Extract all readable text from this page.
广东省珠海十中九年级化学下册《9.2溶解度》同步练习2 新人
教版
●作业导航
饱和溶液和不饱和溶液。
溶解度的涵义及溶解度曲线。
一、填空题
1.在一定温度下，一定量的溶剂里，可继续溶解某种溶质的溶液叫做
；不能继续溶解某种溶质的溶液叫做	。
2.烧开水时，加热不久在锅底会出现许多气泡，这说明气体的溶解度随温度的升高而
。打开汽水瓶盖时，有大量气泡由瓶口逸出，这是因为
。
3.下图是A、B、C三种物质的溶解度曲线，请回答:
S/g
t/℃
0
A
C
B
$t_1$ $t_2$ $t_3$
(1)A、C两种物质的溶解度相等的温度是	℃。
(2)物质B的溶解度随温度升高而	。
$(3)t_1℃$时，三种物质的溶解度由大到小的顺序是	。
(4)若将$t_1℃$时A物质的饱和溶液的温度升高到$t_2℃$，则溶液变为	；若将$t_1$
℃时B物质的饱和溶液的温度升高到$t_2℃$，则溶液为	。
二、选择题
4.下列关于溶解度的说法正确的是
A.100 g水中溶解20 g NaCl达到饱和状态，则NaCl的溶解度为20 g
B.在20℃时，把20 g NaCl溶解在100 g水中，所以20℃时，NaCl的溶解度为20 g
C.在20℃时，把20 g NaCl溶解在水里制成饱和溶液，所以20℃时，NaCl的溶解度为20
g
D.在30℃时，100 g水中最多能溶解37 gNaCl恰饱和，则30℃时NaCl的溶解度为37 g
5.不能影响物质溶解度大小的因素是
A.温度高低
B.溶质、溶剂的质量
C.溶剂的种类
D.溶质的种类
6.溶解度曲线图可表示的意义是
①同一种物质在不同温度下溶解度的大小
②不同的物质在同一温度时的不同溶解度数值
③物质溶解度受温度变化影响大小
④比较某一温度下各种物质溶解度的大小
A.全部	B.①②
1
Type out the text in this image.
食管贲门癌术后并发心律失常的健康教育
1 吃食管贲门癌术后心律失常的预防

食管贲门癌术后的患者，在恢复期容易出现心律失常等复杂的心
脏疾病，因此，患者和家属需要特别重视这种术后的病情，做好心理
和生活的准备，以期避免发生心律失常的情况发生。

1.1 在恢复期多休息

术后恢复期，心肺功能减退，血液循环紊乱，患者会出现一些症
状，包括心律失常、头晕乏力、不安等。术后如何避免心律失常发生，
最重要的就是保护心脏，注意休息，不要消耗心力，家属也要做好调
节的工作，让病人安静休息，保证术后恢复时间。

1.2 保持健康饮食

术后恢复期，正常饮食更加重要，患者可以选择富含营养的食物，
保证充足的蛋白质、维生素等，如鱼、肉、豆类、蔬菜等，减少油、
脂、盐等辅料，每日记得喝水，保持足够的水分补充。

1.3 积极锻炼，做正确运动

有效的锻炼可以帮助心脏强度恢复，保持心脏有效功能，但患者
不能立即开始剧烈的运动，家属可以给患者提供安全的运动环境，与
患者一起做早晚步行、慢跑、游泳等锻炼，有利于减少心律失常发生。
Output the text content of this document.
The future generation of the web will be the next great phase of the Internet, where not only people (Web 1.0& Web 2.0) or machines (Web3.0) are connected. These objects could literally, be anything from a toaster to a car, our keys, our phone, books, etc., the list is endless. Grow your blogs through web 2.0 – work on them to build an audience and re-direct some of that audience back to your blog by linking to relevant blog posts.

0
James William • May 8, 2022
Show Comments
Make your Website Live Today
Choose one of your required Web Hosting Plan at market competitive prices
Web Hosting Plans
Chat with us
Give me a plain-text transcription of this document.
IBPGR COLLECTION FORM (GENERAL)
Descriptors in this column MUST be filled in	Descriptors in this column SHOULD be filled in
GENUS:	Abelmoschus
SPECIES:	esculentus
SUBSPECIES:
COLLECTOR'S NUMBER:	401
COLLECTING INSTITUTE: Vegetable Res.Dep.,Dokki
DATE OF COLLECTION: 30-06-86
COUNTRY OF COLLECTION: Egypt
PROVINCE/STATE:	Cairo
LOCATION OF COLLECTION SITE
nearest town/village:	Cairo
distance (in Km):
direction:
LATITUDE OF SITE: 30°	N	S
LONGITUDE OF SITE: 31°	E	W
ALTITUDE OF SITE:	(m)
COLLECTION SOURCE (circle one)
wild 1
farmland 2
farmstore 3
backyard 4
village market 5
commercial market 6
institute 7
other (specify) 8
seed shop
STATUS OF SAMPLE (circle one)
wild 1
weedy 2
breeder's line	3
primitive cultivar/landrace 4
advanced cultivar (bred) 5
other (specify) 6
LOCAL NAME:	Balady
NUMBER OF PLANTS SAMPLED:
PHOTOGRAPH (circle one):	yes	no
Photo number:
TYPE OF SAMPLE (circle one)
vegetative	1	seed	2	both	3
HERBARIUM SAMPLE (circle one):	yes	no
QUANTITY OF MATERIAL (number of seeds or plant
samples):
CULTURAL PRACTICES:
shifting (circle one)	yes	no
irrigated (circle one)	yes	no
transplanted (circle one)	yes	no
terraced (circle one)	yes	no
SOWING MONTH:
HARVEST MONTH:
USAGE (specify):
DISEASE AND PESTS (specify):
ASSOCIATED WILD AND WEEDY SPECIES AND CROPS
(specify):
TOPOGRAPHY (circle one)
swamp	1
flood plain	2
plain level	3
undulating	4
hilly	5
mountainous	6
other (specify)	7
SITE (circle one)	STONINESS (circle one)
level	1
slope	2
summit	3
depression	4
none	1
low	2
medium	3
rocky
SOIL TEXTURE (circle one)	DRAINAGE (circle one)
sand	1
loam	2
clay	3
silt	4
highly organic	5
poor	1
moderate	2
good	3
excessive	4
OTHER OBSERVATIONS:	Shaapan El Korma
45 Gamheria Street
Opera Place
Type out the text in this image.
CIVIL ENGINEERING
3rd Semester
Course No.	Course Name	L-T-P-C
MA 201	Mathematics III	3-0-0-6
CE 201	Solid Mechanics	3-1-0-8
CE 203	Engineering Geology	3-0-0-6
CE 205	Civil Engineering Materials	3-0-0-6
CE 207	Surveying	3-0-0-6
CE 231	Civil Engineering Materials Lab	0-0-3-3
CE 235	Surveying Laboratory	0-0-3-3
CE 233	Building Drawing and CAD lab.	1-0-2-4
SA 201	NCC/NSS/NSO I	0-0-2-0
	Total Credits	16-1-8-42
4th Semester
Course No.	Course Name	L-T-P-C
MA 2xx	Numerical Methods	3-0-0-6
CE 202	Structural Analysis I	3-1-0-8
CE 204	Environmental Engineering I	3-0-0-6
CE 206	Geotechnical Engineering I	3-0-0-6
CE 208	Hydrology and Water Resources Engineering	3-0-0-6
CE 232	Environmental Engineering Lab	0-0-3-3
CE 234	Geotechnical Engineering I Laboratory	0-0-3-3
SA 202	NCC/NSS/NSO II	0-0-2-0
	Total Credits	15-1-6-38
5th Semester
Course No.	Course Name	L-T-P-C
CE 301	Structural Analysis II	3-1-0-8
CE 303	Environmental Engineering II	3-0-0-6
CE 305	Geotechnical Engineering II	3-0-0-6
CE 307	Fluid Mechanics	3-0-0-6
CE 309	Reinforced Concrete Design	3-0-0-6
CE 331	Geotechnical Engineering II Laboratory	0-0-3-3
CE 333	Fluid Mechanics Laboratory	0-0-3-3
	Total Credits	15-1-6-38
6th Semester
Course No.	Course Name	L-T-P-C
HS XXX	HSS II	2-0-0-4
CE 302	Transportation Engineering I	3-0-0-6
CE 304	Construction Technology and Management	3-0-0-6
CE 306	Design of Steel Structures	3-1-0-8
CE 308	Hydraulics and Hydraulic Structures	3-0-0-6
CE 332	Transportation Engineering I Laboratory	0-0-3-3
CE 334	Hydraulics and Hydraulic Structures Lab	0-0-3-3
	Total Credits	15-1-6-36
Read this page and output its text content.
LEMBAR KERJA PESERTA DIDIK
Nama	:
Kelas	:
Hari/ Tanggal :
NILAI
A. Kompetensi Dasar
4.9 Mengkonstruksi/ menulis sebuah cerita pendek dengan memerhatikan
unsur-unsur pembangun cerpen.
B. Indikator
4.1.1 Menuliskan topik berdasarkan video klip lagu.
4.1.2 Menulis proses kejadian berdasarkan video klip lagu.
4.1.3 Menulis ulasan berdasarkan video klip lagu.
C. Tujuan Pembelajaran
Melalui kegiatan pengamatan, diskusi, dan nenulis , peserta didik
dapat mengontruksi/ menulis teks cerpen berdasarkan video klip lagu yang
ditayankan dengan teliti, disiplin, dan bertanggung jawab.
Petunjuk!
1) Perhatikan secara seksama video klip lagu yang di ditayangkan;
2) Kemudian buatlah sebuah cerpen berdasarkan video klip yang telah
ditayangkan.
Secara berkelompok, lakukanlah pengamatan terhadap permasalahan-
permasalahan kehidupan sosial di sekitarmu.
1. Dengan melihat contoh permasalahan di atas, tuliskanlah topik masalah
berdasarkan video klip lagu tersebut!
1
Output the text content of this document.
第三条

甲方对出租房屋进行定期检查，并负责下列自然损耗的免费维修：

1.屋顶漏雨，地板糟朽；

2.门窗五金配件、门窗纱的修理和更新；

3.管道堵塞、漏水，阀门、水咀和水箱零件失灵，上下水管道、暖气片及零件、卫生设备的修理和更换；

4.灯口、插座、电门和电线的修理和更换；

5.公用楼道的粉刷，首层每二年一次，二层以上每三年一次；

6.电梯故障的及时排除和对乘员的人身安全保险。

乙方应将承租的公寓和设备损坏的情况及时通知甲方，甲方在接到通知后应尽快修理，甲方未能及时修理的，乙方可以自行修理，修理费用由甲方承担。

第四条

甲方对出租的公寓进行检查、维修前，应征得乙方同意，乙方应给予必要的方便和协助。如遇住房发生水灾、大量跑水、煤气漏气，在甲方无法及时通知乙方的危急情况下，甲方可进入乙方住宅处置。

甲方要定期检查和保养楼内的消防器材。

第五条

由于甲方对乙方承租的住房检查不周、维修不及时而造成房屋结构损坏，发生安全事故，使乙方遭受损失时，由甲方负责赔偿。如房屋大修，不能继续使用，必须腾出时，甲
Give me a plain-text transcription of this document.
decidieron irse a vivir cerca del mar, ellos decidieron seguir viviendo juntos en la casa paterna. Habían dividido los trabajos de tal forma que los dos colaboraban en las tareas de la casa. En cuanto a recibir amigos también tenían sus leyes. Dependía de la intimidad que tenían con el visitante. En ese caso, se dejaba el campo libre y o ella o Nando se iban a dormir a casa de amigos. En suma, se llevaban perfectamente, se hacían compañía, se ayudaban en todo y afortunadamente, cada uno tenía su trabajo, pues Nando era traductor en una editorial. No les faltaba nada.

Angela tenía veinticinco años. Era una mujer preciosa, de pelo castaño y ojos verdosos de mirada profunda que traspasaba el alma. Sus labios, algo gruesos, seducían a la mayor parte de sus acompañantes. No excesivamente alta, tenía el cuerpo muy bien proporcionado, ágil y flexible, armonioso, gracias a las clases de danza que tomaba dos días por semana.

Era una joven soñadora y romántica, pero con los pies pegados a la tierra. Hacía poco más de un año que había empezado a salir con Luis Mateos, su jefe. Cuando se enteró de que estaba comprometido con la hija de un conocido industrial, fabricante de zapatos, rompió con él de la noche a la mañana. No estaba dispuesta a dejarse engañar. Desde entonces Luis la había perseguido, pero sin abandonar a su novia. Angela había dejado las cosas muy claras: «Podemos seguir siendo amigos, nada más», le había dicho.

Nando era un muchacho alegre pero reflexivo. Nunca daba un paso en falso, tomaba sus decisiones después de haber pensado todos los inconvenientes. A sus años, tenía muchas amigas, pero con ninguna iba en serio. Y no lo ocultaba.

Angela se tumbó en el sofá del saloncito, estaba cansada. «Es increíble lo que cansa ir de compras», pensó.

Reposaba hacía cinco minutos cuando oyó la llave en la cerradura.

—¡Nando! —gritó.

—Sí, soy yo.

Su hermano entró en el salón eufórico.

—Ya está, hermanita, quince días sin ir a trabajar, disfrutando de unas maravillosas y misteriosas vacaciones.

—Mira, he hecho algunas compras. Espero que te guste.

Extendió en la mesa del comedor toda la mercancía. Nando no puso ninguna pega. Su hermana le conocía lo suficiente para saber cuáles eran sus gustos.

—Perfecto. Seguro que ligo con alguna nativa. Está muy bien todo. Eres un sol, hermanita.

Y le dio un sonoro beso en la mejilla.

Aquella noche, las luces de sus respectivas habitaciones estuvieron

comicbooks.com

════════════════

* [STATED GOAL] State how many lines hold the word "your". The number is the whole answer.

* [COMPLETED TASK] 3